SUPPLIED MATERIAL:

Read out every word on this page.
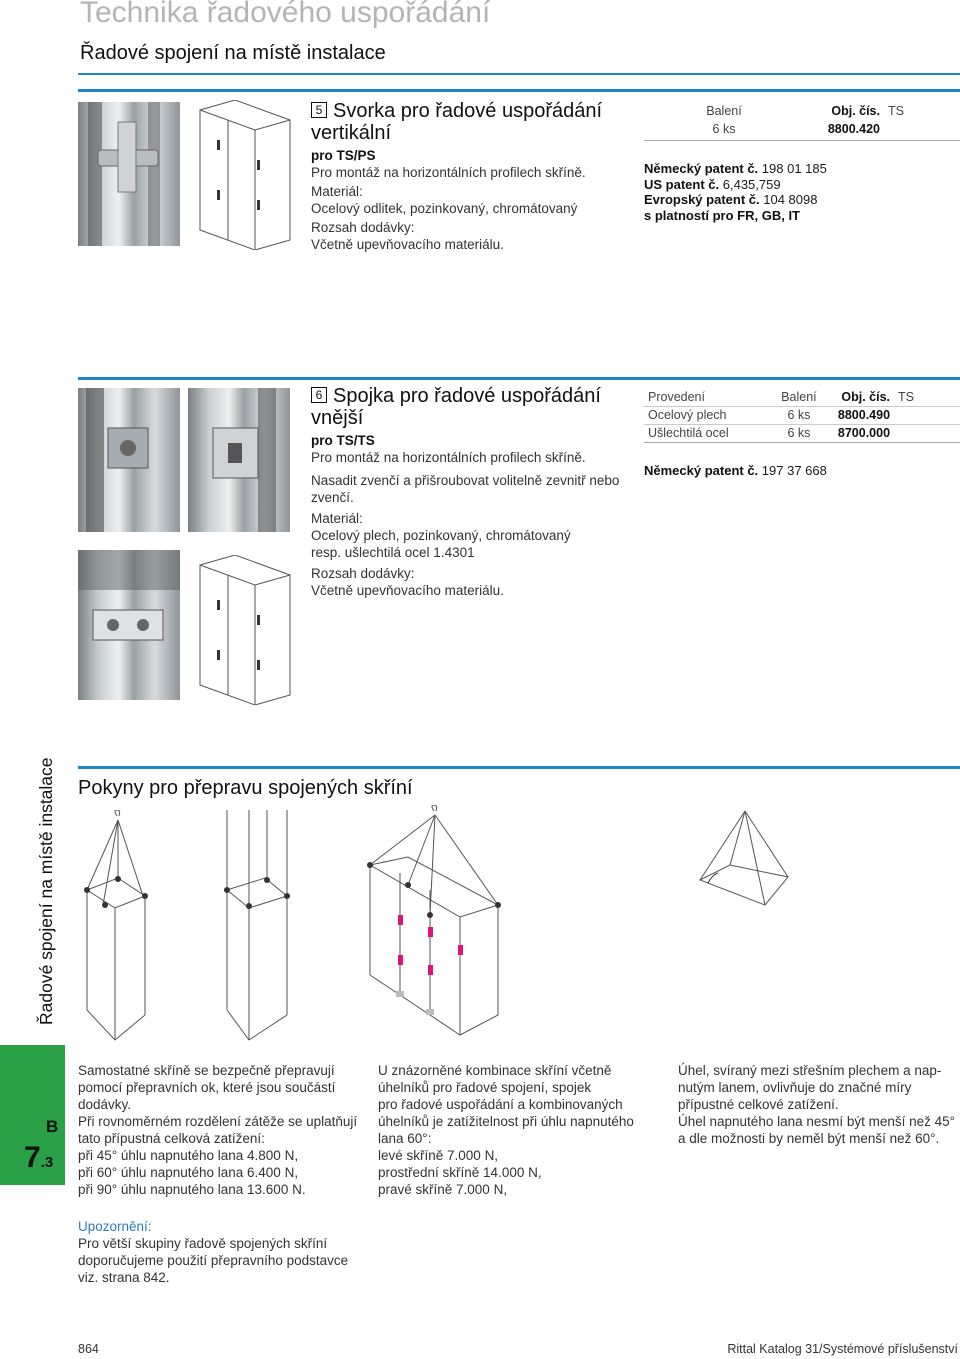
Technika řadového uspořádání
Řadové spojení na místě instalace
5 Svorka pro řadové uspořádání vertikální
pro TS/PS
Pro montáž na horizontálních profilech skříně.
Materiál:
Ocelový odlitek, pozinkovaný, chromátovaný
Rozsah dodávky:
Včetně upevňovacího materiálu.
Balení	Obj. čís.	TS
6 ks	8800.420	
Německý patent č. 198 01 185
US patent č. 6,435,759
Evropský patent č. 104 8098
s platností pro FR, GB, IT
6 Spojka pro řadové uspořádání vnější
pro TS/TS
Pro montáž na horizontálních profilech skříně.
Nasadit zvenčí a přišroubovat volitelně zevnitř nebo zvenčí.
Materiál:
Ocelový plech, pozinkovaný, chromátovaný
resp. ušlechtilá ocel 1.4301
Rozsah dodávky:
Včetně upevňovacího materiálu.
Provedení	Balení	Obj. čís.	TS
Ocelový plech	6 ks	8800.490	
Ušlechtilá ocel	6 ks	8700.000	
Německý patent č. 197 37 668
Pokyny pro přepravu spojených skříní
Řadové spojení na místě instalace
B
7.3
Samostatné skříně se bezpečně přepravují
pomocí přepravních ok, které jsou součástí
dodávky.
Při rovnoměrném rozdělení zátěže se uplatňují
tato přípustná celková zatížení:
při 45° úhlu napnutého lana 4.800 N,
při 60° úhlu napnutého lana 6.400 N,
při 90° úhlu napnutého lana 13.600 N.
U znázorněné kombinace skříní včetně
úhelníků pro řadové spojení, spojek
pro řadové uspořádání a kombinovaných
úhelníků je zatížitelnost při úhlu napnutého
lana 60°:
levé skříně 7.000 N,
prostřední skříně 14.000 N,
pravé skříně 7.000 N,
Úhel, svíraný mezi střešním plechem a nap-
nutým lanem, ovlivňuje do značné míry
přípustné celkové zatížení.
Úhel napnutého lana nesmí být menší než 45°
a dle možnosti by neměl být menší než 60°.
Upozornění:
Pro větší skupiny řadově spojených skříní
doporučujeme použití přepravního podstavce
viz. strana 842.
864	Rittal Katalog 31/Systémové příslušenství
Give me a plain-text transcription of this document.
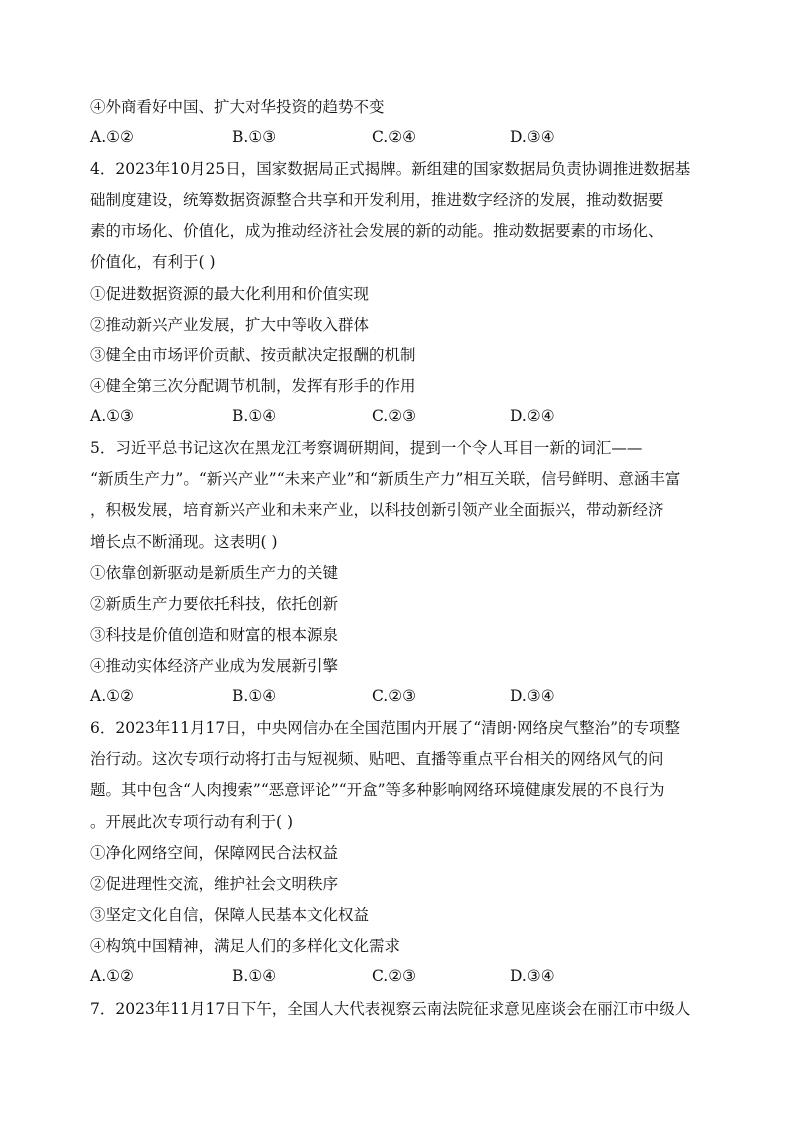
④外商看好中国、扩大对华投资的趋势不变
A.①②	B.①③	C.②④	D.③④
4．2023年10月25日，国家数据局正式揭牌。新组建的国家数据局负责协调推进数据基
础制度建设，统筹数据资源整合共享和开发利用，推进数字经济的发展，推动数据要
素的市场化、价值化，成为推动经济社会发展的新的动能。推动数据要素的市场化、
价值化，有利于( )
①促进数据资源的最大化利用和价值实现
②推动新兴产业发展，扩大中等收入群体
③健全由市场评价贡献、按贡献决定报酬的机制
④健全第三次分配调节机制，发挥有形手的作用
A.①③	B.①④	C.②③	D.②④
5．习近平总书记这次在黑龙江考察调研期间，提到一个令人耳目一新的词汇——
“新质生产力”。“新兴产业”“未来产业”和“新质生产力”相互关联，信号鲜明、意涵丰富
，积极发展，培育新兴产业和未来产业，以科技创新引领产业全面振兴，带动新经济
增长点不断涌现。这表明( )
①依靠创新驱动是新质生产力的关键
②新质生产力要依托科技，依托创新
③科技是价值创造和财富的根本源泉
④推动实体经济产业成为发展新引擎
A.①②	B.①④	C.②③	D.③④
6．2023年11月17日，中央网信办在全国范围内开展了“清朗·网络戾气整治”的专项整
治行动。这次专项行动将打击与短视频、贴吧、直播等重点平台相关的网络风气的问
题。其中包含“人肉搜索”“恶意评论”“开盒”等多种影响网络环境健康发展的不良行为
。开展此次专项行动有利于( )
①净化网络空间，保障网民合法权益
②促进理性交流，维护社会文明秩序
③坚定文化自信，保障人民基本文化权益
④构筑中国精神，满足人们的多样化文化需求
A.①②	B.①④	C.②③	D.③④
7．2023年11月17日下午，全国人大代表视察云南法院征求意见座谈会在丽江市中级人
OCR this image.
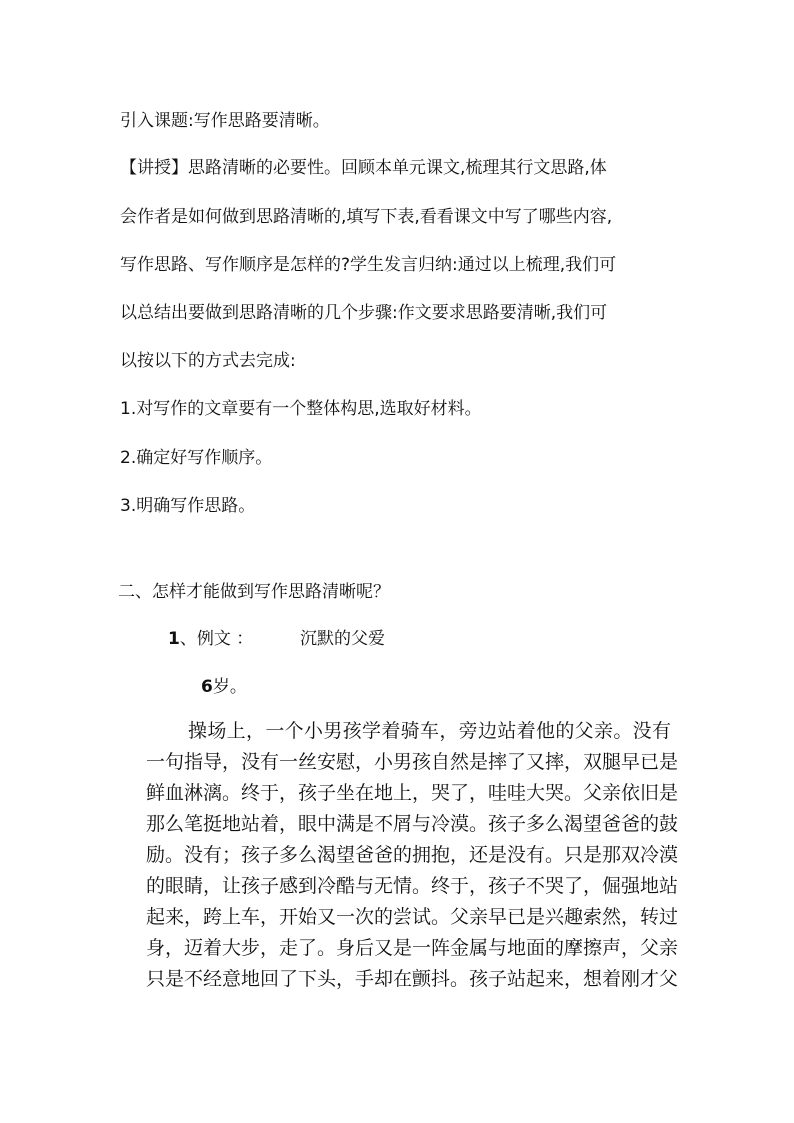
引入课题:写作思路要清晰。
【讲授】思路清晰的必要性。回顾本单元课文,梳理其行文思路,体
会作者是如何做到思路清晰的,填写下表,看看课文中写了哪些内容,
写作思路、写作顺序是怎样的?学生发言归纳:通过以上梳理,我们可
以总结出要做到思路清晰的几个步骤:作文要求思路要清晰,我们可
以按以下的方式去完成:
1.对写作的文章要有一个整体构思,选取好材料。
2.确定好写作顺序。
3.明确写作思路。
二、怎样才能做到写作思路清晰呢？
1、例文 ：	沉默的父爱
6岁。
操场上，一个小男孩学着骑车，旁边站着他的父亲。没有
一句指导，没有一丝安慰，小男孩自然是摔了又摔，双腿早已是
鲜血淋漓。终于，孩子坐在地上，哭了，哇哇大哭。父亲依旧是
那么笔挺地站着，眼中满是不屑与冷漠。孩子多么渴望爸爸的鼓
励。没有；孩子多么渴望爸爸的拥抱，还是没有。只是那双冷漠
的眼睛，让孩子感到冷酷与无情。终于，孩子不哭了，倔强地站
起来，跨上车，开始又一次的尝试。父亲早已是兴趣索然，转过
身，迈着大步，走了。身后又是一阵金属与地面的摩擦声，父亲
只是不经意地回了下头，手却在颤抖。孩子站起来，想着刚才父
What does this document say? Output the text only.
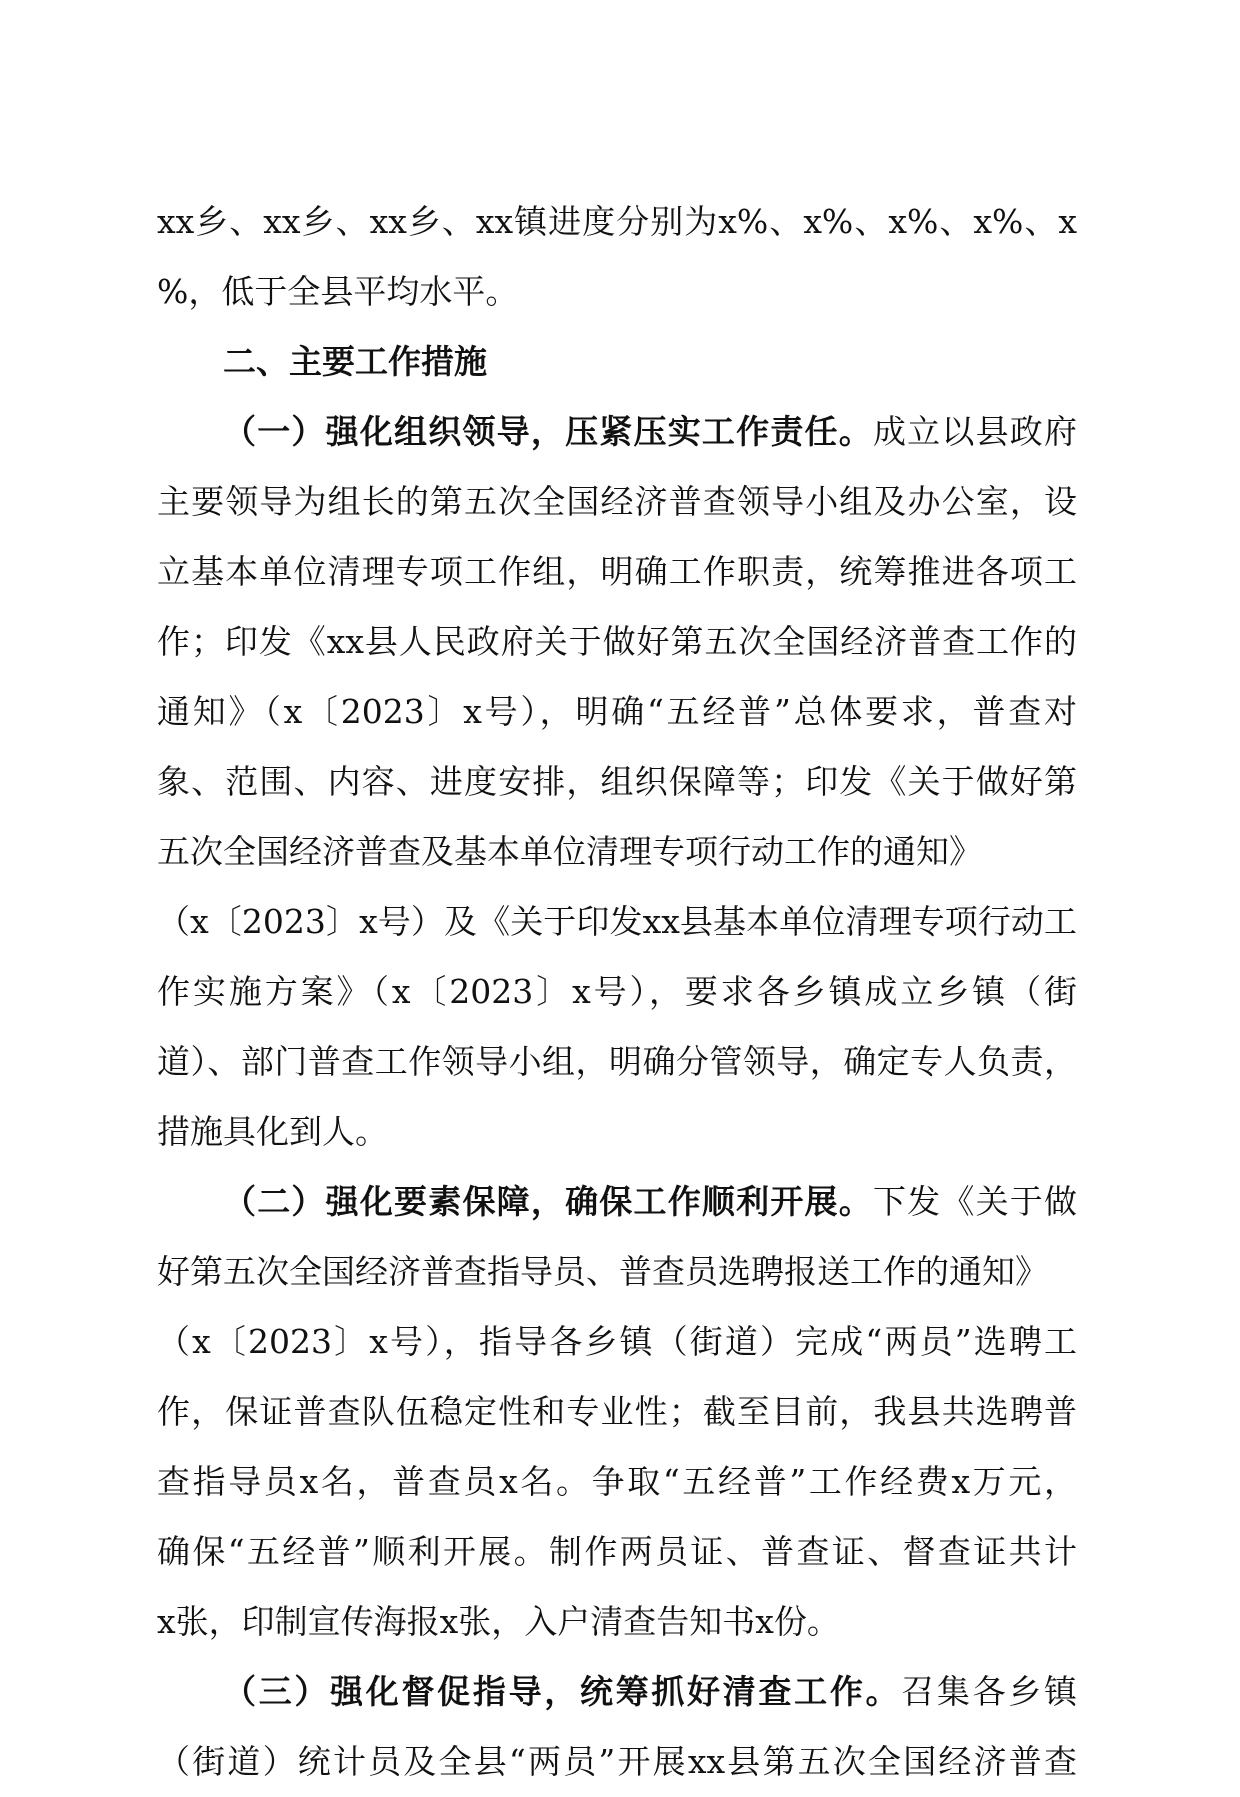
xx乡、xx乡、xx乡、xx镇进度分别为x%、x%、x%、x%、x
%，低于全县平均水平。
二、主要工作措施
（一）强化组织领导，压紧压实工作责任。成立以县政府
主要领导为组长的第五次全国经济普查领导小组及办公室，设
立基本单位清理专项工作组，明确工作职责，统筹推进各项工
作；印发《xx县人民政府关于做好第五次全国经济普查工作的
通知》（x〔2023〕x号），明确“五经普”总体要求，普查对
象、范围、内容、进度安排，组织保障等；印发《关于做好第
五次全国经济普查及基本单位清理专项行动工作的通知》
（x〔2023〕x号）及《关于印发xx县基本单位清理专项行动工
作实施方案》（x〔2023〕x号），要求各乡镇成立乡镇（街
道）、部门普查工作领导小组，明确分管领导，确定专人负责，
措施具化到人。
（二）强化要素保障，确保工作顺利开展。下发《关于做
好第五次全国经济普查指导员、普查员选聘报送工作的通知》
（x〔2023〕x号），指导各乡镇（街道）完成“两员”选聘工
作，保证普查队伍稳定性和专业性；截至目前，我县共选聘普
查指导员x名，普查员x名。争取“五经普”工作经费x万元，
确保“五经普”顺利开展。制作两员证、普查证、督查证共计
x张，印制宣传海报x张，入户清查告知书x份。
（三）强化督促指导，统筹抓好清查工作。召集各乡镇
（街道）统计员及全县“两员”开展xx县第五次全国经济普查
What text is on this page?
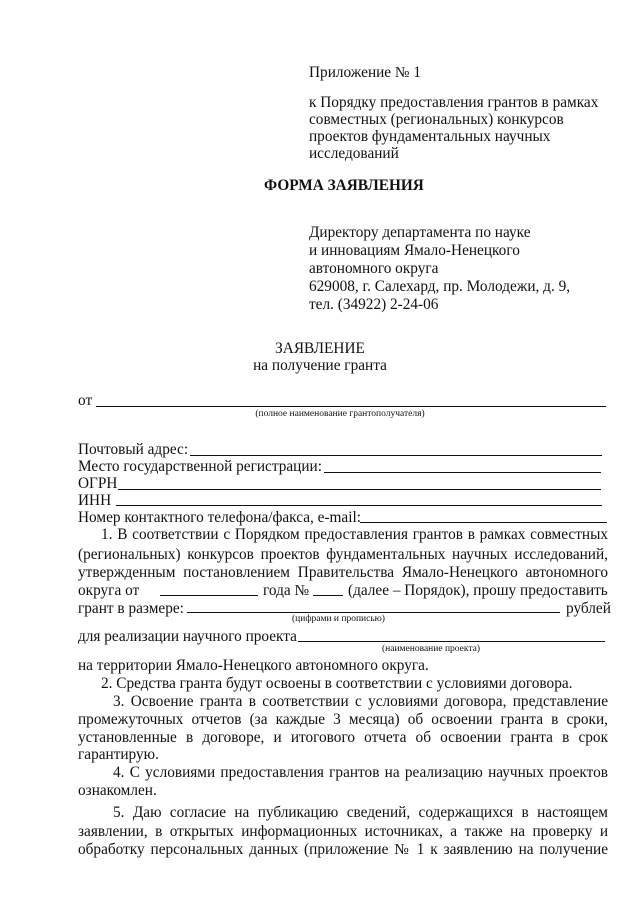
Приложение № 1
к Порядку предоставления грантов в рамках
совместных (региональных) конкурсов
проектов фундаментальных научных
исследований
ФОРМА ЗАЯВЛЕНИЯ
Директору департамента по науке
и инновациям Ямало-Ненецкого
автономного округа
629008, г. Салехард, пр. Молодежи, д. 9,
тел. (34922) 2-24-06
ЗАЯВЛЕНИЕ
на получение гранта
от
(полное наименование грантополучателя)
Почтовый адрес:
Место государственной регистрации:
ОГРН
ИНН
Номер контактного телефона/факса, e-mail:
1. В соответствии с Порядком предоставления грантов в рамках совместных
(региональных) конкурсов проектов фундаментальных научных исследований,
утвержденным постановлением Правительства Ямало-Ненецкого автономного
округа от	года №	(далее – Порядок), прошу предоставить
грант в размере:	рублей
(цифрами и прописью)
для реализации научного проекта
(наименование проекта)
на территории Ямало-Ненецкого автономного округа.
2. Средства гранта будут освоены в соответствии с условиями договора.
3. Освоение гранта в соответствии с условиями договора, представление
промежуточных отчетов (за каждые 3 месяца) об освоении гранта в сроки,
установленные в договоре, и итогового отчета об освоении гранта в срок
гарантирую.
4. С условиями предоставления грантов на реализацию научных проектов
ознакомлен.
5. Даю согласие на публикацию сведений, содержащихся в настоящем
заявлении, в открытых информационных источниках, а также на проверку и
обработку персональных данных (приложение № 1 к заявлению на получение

WHAT THE TASK REQUIRES:
Among the entries above, how many lines include the word "úhelníků"? Reply with the number only.

EXERCISE RESPONSE:
2